Identify each line containing the word "start" and copy it.

(Dataset excerpts)
____________________
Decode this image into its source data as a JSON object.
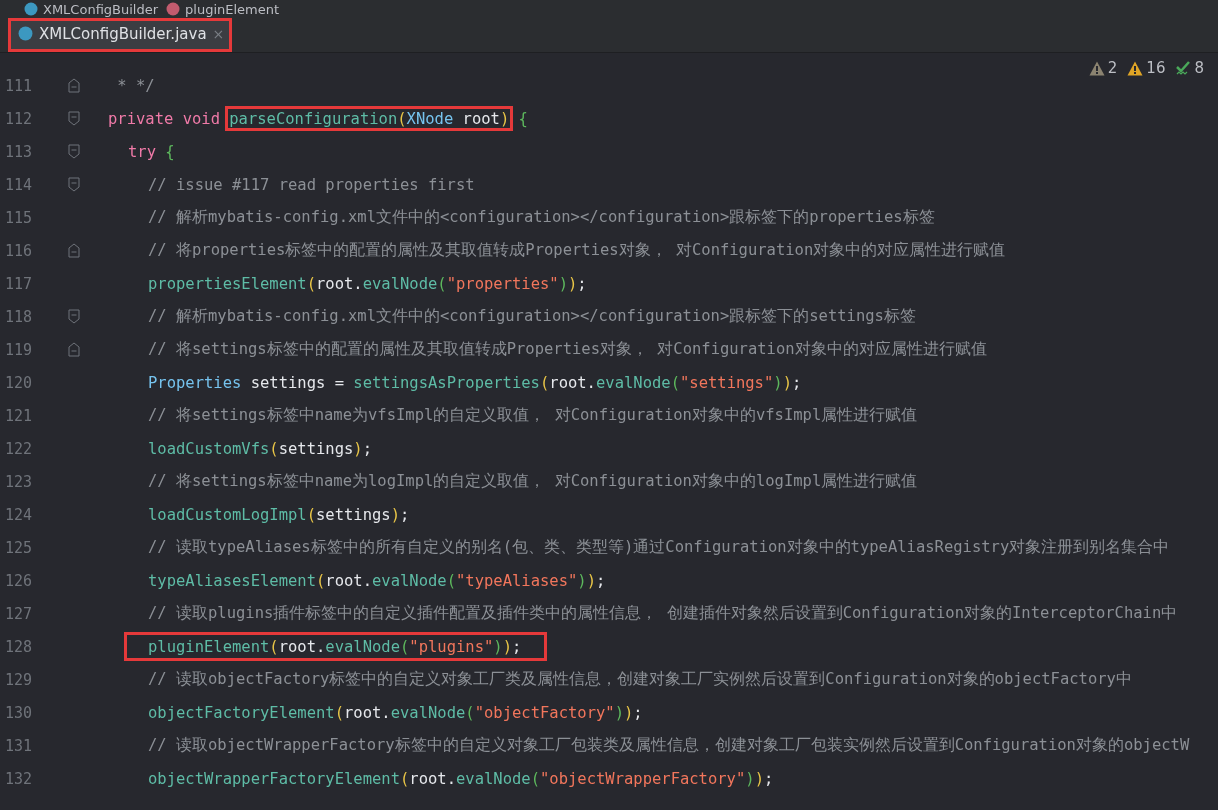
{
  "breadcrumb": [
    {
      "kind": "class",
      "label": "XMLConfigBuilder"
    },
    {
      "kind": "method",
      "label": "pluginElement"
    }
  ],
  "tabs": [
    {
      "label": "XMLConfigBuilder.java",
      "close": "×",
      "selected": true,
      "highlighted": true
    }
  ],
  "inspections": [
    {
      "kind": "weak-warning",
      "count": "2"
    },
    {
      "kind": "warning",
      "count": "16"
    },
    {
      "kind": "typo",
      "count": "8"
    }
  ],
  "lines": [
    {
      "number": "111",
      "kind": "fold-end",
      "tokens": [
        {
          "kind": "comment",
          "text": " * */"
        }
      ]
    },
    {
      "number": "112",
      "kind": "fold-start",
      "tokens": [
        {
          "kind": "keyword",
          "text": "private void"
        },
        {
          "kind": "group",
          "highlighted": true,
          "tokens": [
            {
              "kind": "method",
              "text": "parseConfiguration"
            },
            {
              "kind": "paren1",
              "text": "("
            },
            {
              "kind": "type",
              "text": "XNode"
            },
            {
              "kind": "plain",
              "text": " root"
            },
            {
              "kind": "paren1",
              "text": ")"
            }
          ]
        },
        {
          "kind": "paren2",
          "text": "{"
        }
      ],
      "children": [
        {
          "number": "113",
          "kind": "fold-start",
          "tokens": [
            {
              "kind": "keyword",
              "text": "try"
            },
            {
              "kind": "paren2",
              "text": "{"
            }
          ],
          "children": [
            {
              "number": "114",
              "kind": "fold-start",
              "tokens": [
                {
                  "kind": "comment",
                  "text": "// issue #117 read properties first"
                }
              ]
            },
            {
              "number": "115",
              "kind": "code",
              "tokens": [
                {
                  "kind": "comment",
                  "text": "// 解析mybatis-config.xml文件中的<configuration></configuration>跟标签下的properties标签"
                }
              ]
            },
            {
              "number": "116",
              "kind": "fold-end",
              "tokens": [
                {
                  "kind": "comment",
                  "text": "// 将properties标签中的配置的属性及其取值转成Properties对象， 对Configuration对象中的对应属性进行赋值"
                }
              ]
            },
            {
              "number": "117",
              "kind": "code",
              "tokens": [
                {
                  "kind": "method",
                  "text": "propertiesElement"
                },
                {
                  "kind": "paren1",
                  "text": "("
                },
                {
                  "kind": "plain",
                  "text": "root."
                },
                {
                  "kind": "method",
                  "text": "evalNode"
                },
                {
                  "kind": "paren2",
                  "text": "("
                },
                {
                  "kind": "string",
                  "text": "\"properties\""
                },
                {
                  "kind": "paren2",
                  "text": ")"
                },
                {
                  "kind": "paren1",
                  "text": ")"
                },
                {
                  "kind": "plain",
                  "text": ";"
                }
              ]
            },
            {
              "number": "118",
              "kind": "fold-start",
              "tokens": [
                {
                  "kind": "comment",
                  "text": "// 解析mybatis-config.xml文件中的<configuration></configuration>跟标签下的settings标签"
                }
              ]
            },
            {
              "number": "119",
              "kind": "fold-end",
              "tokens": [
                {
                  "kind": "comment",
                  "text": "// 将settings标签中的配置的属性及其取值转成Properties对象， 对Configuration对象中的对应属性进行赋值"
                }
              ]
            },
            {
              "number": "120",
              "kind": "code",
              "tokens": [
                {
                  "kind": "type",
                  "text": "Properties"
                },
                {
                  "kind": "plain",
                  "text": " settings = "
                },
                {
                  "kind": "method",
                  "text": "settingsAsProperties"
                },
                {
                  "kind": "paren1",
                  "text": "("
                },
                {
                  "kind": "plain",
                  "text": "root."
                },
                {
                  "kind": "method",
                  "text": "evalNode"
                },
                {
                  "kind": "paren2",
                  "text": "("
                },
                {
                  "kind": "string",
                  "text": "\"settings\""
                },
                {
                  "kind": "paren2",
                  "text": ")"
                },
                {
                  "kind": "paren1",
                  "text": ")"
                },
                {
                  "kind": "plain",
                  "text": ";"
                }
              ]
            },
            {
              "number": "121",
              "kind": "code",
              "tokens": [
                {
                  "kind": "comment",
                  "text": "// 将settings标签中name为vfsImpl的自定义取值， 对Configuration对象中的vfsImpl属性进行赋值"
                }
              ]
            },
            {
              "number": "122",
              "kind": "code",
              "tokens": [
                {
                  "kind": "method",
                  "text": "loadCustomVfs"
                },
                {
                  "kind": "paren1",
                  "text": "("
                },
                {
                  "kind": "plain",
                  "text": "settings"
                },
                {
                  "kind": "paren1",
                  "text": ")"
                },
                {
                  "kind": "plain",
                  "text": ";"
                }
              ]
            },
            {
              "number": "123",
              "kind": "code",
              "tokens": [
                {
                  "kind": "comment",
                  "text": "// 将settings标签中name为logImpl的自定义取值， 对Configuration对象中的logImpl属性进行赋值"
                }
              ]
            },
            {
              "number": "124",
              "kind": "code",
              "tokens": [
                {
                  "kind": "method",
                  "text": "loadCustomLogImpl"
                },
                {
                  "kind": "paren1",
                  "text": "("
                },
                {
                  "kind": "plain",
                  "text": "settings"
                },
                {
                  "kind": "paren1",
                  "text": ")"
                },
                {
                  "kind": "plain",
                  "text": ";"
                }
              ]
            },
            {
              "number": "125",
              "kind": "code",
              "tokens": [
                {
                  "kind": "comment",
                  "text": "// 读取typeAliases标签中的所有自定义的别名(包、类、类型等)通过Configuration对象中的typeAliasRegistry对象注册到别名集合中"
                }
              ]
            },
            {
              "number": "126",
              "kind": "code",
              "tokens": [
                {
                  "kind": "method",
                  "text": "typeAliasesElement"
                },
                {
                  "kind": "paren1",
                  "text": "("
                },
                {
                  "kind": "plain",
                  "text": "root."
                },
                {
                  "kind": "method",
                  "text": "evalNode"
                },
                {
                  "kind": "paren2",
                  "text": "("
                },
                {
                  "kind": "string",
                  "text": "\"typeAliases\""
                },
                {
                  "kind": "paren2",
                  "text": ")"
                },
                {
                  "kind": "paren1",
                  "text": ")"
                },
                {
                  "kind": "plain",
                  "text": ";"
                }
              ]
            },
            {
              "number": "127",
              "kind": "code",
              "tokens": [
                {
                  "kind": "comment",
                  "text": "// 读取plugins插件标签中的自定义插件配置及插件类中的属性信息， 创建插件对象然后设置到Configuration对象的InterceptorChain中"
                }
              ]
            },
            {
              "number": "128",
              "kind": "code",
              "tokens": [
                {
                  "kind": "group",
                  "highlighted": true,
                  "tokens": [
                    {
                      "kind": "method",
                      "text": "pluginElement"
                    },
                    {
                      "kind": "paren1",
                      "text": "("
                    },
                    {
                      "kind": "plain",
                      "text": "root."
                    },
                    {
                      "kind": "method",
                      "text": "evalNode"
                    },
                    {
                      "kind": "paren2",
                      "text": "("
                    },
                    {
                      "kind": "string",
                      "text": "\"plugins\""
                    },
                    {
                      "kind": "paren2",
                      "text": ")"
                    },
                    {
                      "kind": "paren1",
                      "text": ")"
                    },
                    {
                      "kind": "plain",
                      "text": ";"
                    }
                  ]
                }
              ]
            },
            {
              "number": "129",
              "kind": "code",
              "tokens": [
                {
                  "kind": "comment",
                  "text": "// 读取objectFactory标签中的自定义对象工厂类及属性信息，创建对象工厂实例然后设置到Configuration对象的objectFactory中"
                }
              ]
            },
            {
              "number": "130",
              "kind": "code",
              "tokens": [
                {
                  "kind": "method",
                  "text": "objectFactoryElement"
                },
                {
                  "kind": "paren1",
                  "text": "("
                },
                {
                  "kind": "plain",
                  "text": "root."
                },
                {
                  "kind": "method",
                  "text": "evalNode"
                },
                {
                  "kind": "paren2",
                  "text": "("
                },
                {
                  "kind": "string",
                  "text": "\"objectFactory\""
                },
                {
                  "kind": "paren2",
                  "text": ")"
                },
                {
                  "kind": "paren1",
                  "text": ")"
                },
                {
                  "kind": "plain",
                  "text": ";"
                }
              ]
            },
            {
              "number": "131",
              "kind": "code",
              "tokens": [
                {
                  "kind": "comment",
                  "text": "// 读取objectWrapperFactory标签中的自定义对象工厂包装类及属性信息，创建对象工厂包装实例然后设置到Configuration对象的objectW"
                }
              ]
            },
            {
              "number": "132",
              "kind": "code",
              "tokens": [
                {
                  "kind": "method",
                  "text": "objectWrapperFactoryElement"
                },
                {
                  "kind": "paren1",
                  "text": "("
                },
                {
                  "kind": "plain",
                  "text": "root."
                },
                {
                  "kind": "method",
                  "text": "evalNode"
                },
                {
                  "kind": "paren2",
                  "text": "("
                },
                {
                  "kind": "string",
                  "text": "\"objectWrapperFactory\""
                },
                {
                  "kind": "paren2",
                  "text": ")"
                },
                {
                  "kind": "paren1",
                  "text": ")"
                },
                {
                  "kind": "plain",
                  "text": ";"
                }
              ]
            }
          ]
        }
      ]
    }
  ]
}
____________________
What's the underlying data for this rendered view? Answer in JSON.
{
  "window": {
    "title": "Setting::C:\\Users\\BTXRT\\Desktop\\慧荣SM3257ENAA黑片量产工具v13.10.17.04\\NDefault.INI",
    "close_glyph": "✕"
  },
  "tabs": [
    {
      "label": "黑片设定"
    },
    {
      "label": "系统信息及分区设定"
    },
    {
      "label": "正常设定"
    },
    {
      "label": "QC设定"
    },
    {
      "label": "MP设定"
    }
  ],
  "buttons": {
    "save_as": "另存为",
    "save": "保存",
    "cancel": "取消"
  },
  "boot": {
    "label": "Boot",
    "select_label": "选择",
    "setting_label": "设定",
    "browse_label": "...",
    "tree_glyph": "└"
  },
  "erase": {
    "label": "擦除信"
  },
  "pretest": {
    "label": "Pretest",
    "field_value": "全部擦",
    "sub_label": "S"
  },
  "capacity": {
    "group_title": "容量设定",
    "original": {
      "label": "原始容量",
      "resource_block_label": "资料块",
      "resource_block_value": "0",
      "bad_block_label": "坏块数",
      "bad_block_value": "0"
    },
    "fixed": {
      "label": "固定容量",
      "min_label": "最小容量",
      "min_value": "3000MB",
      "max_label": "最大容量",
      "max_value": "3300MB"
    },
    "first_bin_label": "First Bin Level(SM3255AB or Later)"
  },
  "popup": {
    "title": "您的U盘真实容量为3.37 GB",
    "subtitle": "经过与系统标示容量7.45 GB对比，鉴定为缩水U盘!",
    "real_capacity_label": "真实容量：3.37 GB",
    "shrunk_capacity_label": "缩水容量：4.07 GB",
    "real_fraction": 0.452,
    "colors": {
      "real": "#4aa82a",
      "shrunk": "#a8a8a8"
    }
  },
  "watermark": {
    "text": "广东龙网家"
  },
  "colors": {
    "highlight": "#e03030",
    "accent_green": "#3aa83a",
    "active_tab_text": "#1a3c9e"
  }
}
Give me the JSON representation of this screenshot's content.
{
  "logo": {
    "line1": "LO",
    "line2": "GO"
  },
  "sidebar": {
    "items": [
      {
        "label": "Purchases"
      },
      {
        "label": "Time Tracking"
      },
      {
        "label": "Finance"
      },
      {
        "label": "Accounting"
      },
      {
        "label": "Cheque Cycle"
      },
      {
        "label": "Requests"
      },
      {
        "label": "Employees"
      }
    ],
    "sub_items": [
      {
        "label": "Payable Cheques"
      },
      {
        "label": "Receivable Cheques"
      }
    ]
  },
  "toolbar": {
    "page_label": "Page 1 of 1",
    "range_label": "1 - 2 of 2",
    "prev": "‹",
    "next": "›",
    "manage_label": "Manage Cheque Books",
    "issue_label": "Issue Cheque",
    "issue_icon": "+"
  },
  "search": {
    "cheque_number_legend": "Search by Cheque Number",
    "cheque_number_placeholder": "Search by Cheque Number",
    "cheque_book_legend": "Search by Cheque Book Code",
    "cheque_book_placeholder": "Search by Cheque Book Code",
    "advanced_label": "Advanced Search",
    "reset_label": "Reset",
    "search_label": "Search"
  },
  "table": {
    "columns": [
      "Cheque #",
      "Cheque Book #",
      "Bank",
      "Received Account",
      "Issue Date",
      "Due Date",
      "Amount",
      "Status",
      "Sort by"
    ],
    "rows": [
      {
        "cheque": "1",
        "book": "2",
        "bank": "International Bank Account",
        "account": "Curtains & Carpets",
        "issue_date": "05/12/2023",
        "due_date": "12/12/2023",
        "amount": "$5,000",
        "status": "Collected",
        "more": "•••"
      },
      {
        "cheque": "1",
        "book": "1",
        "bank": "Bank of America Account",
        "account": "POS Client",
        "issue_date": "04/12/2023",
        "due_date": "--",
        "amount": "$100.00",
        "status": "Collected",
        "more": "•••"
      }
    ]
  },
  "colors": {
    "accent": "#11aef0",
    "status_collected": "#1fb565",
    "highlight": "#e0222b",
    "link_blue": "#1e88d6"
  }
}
____________________
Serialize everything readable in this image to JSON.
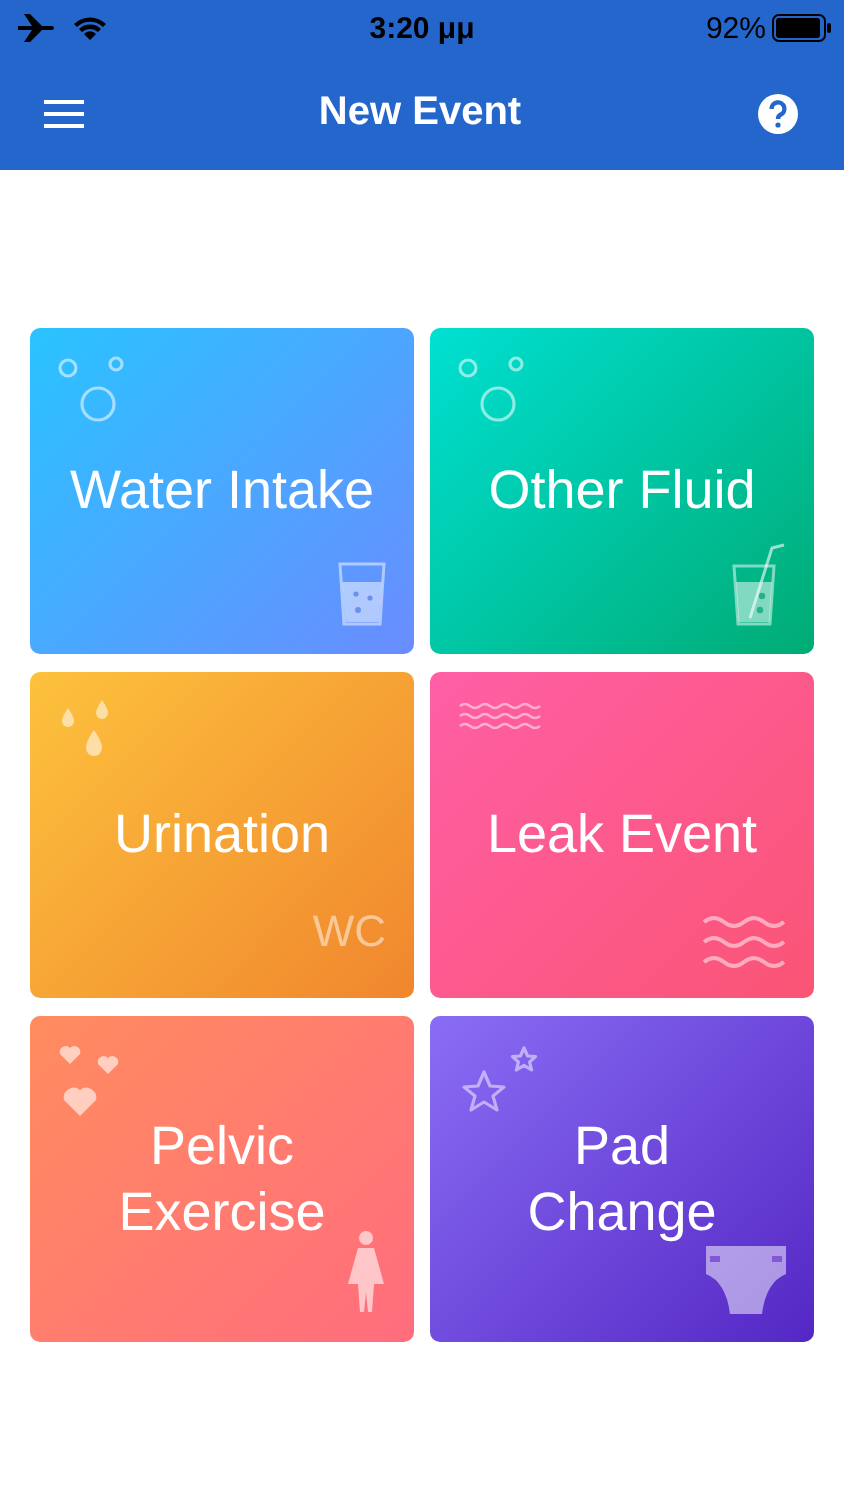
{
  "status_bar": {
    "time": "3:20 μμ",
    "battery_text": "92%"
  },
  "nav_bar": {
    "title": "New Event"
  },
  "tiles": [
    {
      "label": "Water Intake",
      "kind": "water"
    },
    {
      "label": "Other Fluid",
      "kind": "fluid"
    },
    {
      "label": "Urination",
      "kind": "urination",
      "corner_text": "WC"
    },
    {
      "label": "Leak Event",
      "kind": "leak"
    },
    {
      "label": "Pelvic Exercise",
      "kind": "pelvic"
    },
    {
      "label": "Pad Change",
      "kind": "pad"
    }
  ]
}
____________________
*RIGHT ANSWER*:
      "kind": "fold-start",
          "kind": "fold-start",
              "kind": "fold-start",
              "kind": "fold-start",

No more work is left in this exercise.